WHAT IS EXPECTED | Extract every row below that contains the string "event" and copy each of those rows in full.
───── DATASET RECORDS ─────
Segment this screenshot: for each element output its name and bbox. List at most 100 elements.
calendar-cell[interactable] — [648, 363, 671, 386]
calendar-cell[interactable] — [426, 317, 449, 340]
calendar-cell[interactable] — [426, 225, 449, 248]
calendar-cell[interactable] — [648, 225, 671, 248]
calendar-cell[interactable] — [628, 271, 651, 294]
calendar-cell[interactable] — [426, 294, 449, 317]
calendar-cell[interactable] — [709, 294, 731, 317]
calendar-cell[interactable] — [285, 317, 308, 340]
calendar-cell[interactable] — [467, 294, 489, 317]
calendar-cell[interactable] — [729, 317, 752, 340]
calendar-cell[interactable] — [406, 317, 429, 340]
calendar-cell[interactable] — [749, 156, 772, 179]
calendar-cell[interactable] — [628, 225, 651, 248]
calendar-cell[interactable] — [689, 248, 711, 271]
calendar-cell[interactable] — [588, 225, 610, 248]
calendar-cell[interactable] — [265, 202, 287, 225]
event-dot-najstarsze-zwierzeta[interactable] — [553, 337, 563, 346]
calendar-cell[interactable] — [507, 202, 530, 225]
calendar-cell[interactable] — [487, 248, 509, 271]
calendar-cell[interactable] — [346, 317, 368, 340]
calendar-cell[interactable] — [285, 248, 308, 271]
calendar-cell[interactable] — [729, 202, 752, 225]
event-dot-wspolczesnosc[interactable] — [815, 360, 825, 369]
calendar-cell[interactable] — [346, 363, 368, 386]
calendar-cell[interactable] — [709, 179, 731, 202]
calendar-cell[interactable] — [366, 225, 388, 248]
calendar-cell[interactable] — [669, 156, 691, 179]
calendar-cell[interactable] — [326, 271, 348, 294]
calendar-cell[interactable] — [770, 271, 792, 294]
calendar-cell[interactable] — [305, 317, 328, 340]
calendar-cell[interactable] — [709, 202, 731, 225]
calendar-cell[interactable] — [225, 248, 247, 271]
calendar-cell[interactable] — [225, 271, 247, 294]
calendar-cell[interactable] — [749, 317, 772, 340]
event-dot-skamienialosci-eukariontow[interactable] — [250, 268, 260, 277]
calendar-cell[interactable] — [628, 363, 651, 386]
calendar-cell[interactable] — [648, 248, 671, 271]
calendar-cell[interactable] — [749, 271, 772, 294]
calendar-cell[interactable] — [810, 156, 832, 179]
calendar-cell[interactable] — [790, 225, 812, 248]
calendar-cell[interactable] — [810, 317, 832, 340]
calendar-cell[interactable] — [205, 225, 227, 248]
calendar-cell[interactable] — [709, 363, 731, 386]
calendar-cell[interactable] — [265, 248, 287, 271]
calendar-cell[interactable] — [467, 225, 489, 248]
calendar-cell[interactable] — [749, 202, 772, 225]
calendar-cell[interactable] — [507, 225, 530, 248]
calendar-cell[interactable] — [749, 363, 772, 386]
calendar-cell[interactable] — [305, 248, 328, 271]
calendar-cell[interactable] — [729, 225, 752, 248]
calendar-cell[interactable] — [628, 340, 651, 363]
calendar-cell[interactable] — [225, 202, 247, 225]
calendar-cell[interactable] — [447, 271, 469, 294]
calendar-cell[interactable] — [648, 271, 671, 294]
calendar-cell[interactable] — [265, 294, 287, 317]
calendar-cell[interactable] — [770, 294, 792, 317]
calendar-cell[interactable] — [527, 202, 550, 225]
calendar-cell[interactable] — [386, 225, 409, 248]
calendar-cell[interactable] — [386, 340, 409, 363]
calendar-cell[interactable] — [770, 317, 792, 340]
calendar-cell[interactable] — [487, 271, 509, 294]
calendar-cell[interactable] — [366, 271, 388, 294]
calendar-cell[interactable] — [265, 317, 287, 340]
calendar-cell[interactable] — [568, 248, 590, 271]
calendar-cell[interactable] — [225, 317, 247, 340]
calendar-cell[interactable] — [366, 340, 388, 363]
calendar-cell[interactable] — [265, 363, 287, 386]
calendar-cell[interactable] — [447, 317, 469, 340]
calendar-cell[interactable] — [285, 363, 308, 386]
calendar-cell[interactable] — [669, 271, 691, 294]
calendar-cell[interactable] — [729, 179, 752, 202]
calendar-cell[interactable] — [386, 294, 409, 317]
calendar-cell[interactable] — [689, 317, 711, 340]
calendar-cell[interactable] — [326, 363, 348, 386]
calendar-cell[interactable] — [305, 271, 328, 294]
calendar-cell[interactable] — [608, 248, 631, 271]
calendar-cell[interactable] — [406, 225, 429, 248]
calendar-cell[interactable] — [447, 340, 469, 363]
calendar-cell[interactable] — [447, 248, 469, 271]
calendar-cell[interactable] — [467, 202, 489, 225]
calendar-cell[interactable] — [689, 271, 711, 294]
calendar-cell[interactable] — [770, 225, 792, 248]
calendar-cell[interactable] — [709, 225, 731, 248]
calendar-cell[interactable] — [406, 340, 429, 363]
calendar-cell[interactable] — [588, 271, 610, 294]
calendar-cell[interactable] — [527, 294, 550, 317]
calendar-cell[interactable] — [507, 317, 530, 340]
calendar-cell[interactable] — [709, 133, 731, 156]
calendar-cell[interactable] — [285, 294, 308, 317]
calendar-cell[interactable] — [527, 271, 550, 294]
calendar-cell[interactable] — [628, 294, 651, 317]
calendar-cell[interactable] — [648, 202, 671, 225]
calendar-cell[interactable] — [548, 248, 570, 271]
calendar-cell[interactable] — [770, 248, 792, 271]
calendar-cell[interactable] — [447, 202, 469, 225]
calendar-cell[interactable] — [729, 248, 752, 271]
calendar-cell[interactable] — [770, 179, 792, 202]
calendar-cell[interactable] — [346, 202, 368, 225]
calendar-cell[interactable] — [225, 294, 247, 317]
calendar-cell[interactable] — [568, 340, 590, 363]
─────
RESULT |
event-dot-najstarsze-zwierzeta[interactable] — [553, 337, 563, 346]
event-dot-wspolczesnosc[interactable] — [815, 360, 825, 369]
event-dot-skamienialosci-eukariontow[interactable] — [250, 268, 260, 277]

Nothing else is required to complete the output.